> **Task description**: Which lines hold the word "HDRDA"? Copy each one.

(Records that describe figures)
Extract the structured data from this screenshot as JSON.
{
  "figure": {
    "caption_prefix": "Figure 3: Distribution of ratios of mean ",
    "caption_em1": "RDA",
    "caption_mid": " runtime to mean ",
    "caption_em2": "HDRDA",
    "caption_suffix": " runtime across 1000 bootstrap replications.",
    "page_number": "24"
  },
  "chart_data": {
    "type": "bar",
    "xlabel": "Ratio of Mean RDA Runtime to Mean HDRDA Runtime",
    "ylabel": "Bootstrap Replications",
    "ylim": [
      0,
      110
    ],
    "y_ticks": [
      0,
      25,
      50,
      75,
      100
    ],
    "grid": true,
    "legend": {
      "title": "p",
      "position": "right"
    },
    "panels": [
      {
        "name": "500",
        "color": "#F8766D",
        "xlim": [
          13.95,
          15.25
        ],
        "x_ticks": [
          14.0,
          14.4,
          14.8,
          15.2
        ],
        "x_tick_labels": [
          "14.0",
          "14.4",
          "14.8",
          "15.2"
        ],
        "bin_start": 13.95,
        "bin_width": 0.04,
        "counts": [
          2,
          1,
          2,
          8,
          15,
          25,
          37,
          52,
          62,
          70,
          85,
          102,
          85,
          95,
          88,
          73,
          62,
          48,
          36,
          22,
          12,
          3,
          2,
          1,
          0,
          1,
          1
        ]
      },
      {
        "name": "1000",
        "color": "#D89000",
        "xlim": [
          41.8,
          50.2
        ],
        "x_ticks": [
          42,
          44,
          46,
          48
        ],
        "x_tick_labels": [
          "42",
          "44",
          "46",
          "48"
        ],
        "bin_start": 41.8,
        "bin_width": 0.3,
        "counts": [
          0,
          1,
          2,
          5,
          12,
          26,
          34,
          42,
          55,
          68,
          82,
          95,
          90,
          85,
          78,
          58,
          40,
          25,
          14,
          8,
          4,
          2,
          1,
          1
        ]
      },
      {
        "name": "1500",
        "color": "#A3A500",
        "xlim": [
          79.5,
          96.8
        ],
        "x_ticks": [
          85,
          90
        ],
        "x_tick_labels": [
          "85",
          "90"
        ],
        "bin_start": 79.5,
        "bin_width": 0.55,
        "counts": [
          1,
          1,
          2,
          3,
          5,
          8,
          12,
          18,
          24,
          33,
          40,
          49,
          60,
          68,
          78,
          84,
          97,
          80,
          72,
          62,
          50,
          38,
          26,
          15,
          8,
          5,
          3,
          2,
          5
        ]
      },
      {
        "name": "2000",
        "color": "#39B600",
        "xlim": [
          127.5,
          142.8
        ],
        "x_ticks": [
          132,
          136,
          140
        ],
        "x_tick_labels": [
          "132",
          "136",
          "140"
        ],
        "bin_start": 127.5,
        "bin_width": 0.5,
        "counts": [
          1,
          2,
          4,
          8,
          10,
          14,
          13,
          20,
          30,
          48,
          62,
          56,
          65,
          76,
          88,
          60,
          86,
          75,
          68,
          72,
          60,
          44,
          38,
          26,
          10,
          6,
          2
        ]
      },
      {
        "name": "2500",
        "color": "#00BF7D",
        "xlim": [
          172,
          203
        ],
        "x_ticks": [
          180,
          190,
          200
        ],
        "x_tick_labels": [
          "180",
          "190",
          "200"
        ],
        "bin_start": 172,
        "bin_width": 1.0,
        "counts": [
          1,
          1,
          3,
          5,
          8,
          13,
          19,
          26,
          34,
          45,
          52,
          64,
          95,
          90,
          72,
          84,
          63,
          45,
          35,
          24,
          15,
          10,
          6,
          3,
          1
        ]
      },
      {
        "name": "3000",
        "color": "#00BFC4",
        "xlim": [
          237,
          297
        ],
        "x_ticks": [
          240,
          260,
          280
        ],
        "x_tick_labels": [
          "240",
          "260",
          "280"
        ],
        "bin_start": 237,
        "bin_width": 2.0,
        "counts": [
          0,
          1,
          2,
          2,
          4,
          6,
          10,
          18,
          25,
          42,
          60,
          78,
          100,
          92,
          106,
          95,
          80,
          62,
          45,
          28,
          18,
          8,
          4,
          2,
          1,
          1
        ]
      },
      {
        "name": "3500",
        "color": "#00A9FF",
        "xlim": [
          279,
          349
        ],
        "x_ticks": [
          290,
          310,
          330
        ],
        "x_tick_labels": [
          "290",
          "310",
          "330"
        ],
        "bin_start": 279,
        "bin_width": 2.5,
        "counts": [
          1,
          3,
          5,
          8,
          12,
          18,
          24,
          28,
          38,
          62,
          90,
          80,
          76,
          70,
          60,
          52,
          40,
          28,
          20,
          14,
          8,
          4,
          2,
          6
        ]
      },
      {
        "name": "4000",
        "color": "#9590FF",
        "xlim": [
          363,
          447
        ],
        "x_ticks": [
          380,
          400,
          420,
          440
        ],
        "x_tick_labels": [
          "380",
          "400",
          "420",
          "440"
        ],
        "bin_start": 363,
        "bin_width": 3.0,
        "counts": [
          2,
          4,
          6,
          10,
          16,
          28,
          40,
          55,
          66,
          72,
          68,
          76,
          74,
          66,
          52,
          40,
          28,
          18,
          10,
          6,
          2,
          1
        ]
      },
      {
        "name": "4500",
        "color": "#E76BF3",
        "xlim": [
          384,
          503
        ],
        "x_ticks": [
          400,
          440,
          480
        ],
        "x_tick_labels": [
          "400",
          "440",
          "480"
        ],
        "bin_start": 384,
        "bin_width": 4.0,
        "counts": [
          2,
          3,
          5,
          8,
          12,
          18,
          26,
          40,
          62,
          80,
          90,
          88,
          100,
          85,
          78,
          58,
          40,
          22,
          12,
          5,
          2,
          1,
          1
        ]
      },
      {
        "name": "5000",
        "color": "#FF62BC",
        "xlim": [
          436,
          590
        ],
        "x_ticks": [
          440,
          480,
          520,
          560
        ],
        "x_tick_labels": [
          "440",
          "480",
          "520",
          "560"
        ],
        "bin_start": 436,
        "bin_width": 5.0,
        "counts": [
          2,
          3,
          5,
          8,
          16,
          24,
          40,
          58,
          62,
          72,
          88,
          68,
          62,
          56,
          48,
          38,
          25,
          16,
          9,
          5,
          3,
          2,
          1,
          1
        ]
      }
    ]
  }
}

> **Exercise solution**:
    "caption_em2": "HDRDA",
    "xlabel": "Ratio of Mean RDA Runtime to Mean HDRDA Runtime",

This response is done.